Data entries:
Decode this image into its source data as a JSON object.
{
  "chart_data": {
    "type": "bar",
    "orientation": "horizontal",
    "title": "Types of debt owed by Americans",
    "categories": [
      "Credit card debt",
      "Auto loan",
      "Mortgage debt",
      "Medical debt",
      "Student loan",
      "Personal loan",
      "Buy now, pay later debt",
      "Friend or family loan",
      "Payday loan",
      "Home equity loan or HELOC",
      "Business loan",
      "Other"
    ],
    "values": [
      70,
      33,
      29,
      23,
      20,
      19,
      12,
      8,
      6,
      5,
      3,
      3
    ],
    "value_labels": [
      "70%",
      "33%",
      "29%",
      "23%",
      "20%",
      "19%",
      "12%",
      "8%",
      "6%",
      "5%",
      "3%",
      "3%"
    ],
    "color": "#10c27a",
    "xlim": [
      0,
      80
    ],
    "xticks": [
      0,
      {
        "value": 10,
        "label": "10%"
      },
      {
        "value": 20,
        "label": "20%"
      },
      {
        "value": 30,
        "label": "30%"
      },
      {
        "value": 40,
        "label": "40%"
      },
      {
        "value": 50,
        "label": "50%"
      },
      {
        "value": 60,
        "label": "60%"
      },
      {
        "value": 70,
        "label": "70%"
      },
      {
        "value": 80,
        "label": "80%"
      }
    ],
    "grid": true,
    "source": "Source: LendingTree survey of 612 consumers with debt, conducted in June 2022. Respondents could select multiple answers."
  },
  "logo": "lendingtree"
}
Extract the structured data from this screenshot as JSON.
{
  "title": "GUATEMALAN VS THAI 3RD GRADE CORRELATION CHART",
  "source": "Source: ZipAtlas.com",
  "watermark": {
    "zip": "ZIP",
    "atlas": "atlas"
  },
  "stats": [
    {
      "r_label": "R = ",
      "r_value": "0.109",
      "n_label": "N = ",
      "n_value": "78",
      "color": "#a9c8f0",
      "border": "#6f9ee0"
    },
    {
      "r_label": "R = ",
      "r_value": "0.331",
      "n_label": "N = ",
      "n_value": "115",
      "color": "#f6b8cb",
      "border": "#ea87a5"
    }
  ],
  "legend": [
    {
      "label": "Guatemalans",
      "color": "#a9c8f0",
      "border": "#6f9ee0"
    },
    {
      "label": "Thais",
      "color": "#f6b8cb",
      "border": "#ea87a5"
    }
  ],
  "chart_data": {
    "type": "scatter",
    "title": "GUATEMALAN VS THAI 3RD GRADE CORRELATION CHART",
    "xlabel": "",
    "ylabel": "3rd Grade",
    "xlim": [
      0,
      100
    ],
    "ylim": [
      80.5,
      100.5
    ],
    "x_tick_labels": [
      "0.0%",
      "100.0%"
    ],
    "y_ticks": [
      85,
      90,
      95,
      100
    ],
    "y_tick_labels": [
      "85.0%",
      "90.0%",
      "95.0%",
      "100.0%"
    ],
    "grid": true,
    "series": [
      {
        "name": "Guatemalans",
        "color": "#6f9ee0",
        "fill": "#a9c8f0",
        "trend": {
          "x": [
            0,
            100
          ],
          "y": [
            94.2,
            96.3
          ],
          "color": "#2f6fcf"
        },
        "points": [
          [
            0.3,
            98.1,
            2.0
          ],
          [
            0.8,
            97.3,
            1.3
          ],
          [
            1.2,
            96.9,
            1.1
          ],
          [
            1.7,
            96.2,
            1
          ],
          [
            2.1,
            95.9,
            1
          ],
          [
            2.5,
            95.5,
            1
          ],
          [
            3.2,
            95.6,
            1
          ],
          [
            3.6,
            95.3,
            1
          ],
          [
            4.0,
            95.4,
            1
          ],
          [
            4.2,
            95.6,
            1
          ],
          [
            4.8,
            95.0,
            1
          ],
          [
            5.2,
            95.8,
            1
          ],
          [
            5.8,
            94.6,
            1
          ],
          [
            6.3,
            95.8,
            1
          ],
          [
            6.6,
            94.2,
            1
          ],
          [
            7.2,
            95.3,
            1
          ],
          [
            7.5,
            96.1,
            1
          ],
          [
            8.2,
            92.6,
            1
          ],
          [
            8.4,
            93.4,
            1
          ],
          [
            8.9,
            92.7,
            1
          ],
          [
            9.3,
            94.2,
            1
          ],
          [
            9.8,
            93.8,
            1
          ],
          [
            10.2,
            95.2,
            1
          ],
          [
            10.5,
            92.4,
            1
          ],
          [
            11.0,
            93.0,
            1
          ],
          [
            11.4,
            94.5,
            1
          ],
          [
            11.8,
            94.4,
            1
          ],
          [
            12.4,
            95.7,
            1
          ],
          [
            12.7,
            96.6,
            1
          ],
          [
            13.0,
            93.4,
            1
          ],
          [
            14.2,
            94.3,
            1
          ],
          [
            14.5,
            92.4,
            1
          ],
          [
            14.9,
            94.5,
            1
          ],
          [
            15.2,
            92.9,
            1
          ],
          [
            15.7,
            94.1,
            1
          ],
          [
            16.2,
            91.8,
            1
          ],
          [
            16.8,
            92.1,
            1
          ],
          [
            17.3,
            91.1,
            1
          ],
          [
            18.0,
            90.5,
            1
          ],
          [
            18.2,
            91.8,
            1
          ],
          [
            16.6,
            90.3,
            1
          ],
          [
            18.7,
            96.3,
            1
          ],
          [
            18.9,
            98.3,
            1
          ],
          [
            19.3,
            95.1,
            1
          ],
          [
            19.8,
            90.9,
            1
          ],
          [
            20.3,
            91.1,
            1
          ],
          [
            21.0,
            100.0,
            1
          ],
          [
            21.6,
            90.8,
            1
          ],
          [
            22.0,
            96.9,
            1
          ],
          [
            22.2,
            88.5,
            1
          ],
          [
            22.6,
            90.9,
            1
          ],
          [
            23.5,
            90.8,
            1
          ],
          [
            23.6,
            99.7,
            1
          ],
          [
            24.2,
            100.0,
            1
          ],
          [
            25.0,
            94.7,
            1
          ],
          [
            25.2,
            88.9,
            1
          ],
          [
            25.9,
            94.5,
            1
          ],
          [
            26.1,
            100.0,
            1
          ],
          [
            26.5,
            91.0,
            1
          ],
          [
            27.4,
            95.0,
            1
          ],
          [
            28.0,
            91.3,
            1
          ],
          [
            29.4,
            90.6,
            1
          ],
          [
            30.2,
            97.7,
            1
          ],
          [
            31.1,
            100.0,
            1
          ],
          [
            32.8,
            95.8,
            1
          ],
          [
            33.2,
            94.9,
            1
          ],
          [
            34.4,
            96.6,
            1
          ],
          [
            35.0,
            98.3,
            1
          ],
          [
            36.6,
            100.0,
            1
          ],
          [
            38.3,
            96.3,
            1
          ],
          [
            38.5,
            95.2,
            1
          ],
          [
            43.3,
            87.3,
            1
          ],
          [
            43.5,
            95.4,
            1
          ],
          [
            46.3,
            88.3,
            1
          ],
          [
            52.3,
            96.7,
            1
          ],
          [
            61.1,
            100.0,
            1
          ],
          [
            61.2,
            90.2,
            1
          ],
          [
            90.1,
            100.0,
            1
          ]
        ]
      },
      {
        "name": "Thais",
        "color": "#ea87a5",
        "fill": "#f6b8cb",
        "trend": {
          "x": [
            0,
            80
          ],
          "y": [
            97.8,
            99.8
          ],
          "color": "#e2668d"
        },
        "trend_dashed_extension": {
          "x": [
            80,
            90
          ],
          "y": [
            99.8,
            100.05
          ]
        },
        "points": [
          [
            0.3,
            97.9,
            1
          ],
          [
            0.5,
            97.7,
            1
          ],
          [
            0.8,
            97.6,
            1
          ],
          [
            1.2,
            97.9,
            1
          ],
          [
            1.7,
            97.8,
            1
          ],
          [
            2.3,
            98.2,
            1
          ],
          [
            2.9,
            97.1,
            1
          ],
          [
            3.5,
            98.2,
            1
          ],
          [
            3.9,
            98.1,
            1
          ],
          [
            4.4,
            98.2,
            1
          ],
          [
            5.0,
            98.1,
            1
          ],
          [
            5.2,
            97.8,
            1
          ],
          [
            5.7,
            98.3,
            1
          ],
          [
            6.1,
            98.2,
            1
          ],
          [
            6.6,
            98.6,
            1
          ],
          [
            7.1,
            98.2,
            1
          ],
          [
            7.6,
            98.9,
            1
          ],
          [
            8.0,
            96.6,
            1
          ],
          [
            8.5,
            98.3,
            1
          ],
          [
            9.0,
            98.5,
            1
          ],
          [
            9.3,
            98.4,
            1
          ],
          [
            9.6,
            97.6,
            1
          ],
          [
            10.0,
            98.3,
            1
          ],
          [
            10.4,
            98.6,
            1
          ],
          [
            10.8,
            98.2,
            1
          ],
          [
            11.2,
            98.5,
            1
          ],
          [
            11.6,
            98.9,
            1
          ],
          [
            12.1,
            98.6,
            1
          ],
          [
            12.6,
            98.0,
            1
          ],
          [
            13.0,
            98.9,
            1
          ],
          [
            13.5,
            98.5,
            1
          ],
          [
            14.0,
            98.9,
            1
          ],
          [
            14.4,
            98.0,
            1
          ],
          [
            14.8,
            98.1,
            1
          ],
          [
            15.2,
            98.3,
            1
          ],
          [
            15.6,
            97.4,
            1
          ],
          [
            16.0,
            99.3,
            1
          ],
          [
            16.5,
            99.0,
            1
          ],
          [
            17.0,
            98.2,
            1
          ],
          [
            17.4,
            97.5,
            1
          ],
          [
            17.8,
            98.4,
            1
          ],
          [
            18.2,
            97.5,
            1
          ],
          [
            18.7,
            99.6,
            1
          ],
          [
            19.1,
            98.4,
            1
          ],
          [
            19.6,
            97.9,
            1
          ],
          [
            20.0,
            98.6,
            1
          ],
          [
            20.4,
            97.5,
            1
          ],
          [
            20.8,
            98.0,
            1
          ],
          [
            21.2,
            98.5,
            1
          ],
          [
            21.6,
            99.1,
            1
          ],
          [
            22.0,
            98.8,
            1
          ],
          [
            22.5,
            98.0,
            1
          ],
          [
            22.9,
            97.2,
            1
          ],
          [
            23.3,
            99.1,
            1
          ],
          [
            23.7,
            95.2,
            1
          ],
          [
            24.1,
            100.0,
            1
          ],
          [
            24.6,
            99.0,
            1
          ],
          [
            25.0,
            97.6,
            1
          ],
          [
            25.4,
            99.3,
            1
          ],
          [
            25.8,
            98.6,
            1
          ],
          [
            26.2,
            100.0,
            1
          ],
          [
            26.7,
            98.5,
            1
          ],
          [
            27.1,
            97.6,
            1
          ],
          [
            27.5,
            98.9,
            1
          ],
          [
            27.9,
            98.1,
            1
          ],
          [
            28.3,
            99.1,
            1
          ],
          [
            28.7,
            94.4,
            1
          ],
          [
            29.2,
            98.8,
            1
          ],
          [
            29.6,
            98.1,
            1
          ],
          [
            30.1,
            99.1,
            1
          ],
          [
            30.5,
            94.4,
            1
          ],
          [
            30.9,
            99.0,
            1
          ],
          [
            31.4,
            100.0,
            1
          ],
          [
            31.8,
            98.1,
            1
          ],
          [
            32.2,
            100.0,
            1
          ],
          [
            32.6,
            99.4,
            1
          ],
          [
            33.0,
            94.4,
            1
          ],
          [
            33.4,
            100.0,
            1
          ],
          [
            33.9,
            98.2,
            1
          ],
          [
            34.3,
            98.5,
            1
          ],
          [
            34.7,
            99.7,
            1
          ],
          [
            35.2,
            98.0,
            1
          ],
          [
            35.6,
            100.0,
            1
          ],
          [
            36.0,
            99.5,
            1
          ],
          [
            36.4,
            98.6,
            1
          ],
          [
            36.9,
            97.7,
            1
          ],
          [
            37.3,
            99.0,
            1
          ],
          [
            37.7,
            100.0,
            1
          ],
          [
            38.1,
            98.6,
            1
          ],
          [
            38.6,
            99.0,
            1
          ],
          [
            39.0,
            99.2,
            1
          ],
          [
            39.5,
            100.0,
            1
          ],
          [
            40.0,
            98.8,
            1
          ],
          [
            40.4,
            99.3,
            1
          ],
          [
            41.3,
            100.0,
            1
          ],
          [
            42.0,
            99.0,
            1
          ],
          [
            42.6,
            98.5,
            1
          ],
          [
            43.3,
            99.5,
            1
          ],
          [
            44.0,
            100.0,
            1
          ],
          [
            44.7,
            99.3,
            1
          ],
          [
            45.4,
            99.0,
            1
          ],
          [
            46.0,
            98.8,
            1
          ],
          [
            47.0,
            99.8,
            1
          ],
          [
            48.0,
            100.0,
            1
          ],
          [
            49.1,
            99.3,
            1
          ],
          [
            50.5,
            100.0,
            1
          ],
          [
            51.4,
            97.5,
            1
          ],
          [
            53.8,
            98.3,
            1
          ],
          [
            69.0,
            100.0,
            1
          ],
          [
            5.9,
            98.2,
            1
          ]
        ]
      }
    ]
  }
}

* [Aim of the exercise]:
Search the entries for the word "debt", then list each line that holds it.

* [Complete response]:
    "title": "Types of debt owed by Americans",
      "Credit card debt",
      "Mortgage debt",
      "Medical debt",
      "Buy now, pay later debt",
    "source": "Source: LendingTree survey of 612 consumers with debt, conducted in June 2022. Respondents could select multiple answers."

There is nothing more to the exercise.